▶ **Set task**
Copy each line below that includes "true".

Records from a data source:
..........
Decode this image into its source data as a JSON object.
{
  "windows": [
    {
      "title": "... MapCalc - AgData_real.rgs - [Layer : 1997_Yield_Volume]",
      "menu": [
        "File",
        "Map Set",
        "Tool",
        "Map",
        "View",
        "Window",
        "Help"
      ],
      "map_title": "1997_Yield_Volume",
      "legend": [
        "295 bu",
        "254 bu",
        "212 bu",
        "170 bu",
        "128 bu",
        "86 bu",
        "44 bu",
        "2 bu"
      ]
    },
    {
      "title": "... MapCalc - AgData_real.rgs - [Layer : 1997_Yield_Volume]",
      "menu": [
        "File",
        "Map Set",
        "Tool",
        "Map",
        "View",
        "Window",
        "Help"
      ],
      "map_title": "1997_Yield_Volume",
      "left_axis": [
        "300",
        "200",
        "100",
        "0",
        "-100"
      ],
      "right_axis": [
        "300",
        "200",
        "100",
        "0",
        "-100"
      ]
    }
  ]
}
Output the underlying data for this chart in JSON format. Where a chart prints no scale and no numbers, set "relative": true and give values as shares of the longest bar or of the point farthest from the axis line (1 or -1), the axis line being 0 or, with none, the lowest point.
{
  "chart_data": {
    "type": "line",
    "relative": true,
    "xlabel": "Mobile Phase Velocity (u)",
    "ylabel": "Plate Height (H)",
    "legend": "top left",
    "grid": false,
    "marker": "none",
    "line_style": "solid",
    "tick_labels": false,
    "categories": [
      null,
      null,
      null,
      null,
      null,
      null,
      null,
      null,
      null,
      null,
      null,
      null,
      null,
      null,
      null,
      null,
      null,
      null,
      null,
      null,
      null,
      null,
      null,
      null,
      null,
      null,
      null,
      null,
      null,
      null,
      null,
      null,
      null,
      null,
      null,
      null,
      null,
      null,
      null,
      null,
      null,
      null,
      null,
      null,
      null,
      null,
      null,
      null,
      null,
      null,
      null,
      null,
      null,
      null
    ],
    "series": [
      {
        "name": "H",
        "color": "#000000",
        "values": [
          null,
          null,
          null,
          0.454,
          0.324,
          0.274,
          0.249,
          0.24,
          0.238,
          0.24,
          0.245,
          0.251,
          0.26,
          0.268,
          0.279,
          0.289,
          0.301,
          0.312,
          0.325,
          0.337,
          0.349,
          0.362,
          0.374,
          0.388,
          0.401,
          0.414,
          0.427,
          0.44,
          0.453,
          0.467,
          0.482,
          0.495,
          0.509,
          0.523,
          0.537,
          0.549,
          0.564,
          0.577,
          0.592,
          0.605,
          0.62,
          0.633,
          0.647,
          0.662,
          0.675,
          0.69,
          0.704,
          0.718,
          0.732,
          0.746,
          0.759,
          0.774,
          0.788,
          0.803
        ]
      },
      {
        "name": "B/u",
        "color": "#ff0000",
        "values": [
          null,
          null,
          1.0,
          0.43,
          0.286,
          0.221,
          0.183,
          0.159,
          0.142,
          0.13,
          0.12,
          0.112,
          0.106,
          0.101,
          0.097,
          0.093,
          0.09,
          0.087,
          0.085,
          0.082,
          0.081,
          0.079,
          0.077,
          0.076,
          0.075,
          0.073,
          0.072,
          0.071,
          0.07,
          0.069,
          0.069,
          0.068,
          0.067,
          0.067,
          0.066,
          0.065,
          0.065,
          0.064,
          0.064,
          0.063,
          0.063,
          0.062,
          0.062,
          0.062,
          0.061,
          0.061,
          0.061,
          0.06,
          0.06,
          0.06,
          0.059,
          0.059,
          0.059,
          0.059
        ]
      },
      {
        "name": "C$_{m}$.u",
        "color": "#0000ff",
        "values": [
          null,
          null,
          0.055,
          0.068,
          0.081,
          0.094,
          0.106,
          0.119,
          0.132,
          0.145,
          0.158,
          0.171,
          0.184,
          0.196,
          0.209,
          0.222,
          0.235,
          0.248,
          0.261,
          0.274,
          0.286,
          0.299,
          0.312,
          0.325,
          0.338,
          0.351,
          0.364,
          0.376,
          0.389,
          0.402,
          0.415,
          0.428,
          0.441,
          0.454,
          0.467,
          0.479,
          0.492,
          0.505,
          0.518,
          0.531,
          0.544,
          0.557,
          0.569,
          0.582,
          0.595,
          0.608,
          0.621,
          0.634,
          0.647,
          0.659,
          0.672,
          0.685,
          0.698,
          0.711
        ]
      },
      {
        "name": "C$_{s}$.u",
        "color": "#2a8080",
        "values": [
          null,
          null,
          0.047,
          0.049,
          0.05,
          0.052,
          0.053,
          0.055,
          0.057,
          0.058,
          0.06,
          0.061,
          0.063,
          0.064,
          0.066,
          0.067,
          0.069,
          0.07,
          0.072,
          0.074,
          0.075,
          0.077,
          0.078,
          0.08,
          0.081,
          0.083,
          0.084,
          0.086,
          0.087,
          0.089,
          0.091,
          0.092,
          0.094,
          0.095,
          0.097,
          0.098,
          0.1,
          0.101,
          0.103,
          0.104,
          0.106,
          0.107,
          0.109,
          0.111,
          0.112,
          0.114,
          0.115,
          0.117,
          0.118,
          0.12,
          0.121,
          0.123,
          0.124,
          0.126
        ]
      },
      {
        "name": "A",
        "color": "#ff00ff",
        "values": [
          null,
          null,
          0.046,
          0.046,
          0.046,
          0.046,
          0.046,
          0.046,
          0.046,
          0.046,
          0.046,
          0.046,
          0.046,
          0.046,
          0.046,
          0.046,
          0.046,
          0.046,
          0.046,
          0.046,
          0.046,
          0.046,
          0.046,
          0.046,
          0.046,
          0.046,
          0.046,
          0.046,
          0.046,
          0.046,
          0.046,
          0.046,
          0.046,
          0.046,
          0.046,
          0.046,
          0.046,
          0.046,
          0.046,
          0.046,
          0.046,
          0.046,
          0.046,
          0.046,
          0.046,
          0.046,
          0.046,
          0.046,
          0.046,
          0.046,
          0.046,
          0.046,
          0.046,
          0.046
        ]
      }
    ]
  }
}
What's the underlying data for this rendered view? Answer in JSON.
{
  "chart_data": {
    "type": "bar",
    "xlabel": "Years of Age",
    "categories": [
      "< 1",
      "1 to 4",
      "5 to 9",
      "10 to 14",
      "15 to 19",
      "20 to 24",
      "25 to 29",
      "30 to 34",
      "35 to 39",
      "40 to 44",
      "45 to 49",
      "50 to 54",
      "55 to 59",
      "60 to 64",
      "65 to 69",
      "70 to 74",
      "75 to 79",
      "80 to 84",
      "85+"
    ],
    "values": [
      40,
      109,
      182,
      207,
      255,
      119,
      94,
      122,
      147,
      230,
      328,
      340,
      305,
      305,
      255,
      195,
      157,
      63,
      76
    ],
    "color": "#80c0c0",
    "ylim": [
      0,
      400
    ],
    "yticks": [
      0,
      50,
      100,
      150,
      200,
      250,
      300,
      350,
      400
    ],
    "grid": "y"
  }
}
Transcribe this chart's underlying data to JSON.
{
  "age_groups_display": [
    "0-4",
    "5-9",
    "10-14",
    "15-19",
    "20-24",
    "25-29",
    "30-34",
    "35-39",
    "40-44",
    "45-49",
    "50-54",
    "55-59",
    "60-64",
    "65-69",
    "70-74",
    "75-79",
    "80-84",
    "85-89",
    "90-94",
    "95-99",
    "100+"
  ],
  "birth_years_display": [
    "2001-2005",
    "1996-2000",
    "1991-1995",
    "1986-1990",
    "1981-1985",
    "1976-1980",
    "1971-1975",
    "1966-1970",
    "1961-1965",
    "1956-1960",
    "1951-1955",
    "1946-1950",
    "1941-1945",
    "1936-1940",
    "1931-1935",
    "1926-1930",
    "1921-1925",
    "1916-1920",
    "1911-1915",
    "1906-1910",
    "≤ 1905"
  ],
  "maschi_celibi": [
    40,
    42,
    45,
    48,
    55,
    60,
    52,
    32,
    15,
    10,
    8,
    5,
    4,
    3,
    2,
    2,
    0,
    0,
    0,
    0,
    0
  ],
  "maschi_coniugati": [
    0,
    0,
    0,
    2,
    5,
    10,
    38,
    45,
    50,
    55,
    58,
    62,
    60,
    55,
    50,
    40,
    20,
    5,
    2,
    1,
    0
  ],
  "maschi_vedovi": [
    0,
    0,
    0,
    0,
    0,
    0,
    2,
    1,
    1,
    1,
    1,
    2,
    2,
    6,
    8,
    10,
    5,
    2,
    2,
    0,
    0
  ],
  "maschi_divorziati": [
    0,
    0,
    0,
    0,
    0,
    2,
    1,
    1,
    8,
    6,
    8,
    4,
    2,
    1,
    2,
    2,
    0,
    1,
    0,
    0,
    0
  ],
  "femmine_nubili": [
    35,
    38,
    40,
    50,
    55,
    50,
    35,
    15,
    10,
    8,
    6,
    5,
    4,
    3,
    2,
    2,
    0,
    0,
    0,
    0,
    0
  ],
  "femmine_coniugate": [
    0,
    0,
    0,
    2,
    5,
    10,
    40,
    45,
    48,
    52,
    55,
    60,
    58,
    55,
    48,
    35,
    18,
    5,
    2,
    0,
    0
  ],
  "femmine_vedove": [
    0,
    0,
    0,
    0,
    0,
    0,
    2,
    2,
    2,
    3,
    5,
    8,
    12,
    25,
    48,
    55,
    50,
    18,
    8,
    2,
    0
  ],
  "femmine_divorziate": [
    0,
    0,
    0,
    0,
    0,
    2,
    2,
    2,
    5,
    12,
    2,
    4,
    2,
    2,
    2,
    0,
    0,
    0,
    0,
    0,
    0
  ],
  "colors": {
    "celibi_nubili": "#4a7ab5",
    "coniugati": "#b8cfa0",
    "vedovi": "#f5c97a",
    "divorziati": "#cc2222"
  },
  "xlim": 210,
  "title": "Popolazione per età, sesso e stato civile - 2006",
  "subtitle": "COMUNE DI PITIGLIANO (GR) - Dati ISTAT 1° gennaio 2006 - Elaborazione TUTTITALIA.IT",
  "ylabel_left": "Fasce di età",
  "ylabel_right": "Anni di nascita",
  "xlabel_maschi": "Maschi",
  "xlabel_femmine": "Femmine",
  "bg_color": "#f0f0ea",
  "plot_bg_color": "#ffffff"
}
..........
▶ **Complete response**
Output the underlying data for this chart in JSON format. Where a chart prints no scale and no numbers, set "relative": true and give values as shares of the longest bar or of the point farthest from the axis line (1 or -1), the axis line being 0 or, with none, the lowest point.
    "relative": true,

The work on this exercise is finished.